▸ **Data listing**:
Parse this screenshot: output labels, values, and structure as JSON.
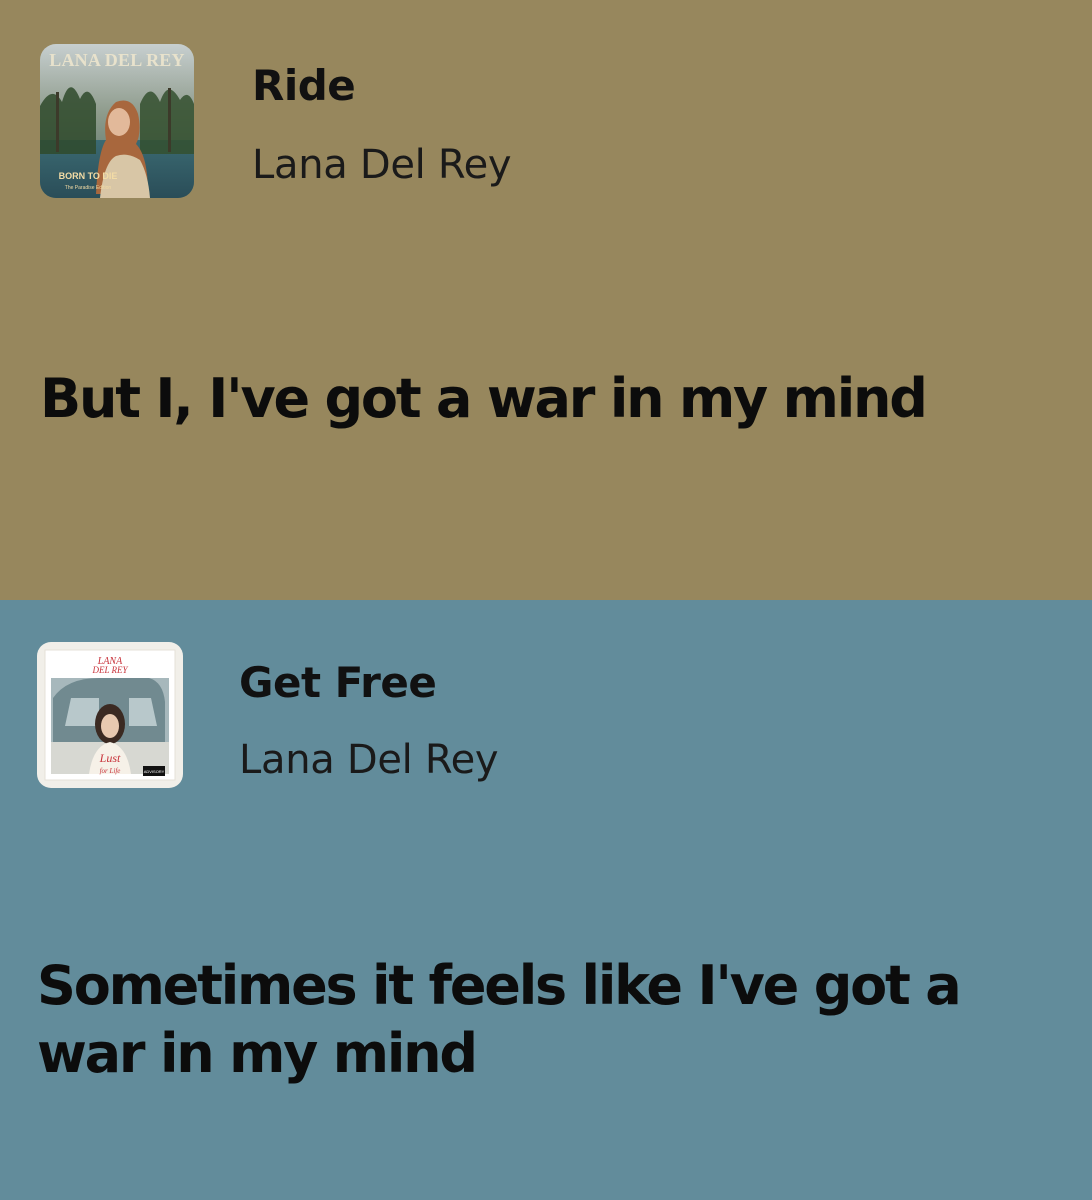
{
  "cards": [
    {
      "song": {
        "title": "Ride",
        "artist": "Lana Del Rey"
      },
      "lyric": "But I, I've got a war in my mind",
      "background_color": "#97875d",
      "cover": {
        "icon": "album-cover-born-to-die-paradise-edition",
        "text_top": "LANA DEL REY",
        "text_bottom": "BORN TO DIE",
        "text_small": "The Paradise Edition"
      }
    },
    {
      "song": {
        "title": "Get Free",
        "artist": "Lana Del Rey"
      },
      "lyric": "Sometimes it feels like I've got a war in my mind",
      "background_color": "#628c9b",
      "cover": {
        "icon": "album-cover-lust-for-life",
        "text_top": "LANA DEL REY",
        "text_bottom": "Lust for Life",
        "text_small": "PARENTAL ADVISORY"
      }
    }
  ]
}
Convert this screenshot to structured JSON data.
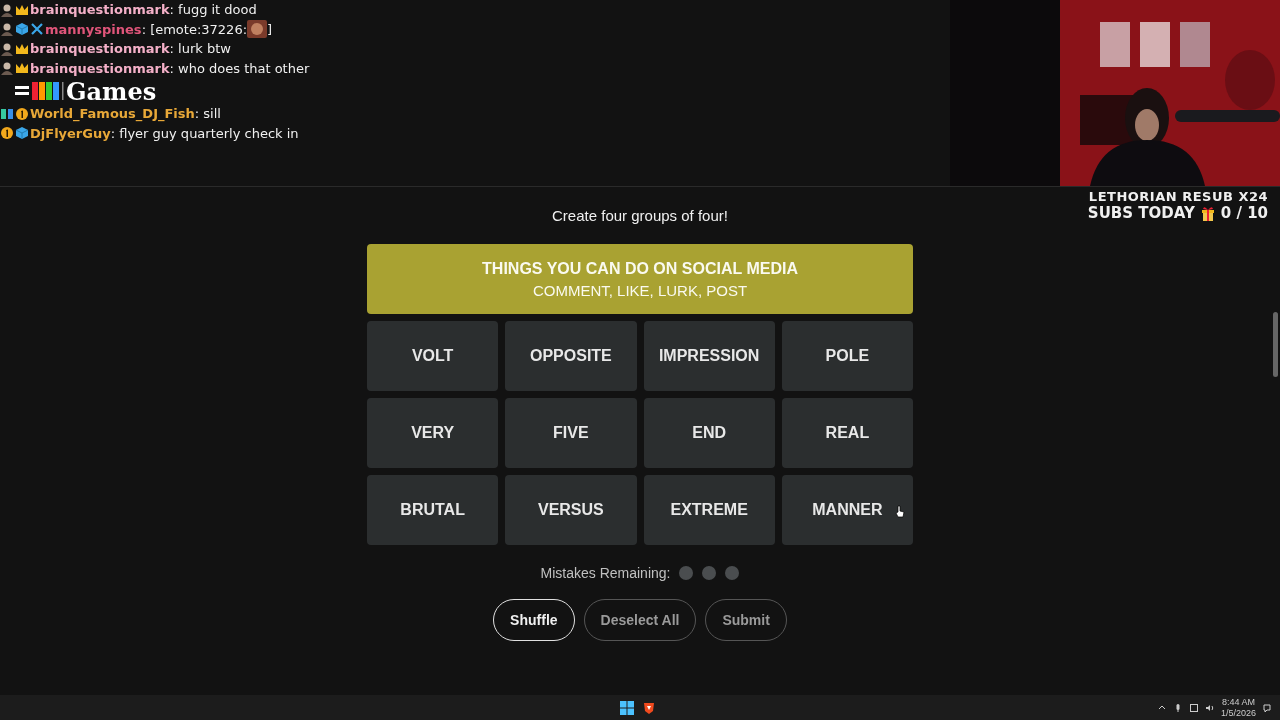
{
  "chat": [
    {
      "badges": [
        {
          "kind": "avatar"
        },
        {
          "kind": "crown"
        }
      ],
      "name": "brainquestionmark",
      "color": "#f4b0c8",
      "message": ": fugg it dood"
    },
    {
      "badges": [
        {
          "kind": "avatar"
        },
        {
          "kind": "cube"
        },
        {
          "kind": "sword"
        }
      ],
      "name": "mannyspines",
      "color": "#e0557a",
      "message": ": [emote:37226:",
      "emote": true,
      "tail": "]"
    },
    {
      "badges": [
        {
          "kind": "avatar"
        },
        {
          "kind": "crown"
        }
      ],
      "name": "brainquestionmark",
      "color": "#f4b0c8",
      "message": ": lurk btw"
    },
    {
      "badges": [
        {
          "kind": "avatar"
        },
        {
          "kind": "crown"
        }
      ],
      "name": "brainquestionmark",
      "color": "#f4b0c8",
      "message": ": who does that other"
    },
    {
      "badges": [
        {
          "kind": "pixel"
        },
        {
          "kind": "number"
        }
      ],
      "name": "World_Famous_DJ_Fish",
      "color": "#e8a838",
      "message": ": sill"
    },
    {
      "badges": [
        {
          "kind": "number"
        },
        {
          "kind": "cube"
        }
      ],
      "name": "DjFlyerGuy",
      "color": "#e8a838",
      "message": ": flyer guy quarterly check in"
    }
  ],
  "site_logo": "Games",
  "overlay": {
    "line_1": "LETHORIAN RESUB X24",
    "line_2": "SUBS TODAY",
    "count": "0 / 10"
  },
  "game": {
    "instruction": "Create four groups of four!",
    "solved": [
      {
        "title": "THINGS YOU CAN DO ON SOCIAL MEDIA",
        "words": "COMMENT, LIKE, LURK, POST",
        "color": "#a9a232"
      }
    ],
    "tiles": [
      {
        "word": "VOLT",
        "selected": false
      },
      {
        "word": "OPPOSITE",
        "selected": false
      },
      {
        "word": "IMPRESSION",
        "selected": false
      },
      {
        "word": "POLE",
        "selected": false
      },
      {
        "word": "VERY",
        "selected": false
      },
      {
        "word": "FIVE",
        "selected": false
      },
      {
        "word": "END",
        "selected": false
      },
      {
        "word": "REAL",
        "selected": false
      },
      {
        "word": "BRUTAL",
        "selected": false
      },
      {
        "word": "VERSUS",
        "selected": false
      },
      {
        "word": "EXTREME",
        "selected": false
      },
      {
        "word": "MANNER",
        "selected": false
      }
    ],
    "mistakes_label": "Mistakes Remaining:",
    "mistakes": [
      {
        "remaining": true
      },
      {
        "remaining": true
      },
      {
        "remaining": true
      }
    ],
    "buttons": [
      {
        "label": "Shuffle",
        "disabled": false
      },
      {
        "label": "Deselect All",
        "disabled": true
      },
      {
        "label": "Submit",
        "disabled": true
      }
    ]
  },
  "taskbar": {
    "time": "8:44 AM",
    "date": "1/5/2026"
  }
}
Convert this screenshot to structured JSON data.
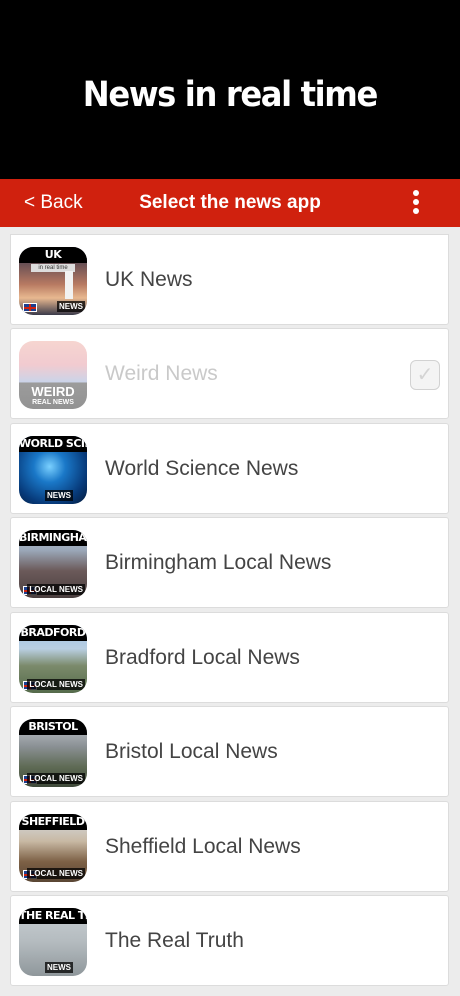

▸ **STATED EXERCISE**:
List the lines of the records where "message" occurs.

▸ **EXERCISE ANSWER**:
      "message": ": fugg it dood"
      "message": ": [emote:37226:",
      "message": ": lurk btw"
      "message": ": who does that other"
      "message": ": sill"
      "message": ": flyer guy quarterly check in"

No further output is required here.